Drop the images; return everything else in the listing below exactly.

Stored data entries

++++++++++++++++++++

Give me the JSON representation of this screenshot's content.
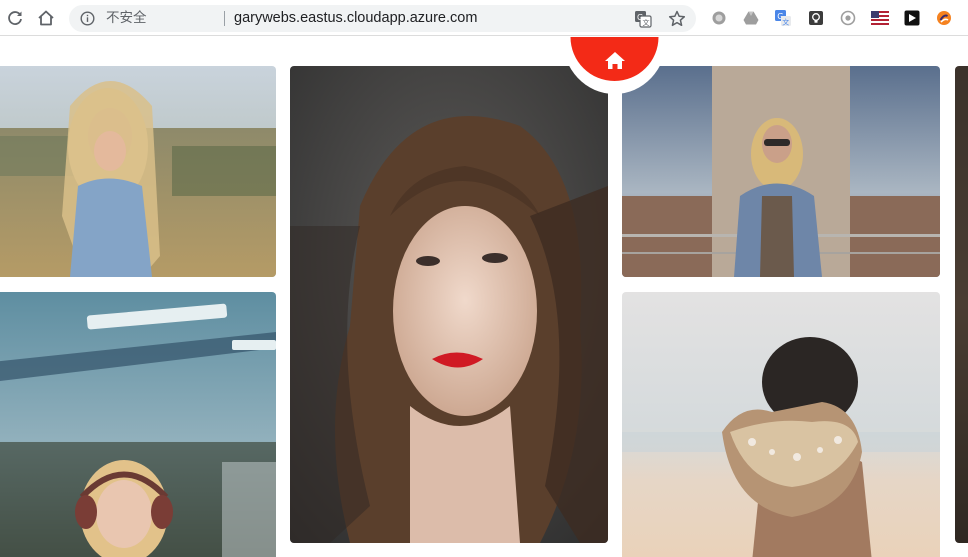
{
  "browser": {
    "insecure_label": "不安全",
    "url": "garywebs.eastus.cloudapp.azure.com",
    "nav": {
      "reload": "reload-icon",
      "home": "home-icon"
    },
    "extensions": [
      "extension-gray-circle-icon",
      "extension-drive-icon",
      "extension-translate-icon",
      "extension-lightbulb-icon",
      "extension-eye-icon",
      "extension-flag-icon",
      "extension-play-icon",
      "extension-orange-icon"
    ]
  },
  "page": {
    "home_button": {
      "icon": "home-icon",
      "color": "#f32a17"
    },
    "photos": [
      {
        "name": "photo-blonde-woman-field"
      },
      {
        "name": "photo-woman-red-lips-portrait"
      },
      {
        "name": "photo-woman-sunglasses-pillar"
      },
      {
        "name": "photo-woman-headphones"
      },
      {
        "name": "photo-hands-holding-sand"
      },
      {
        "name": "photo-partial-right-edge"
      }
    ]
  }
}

++++++++++++++++++++

### Solution
Give me the JSON representation of this screenshot's content.
{
  "browser": {
    "insecure_label": "不安全",
    "url": "garywebs.eastus.cloudapp.azure.com",
    "nav": {
      "reload": "reload-icon",
      "home": "home-icon"
    },
    "extensions": [
      "extension-gray-circle-icon",
      "extension-drive-icon",
      "extension-translate-icon",
      "extension-lightbulb-icon",
      "extension-eye-icon",
      "extension-flag-icon",
      "extension-play-icon",
      "extension-orange-icon"
    ]
  },
  "page": {
    "home_button": {
      "icon": "home-icon",
      "color": "#f32a17"
    },
    "photos": [
      {
        "name": "photo-blonde-woman-field"
      },
      {
        "name": "photo-woman-red-lips-portrait"
      },
      {
        "name": "photo-woman-sunglasses-pillar"
      },
      {
        "name": "photo-woman-headphones"
      },
      {
        "name": "photo-hands-holding-sand"
      },
      {
        "name": "photo-partial-right-edge"
      }
    ]
  }
}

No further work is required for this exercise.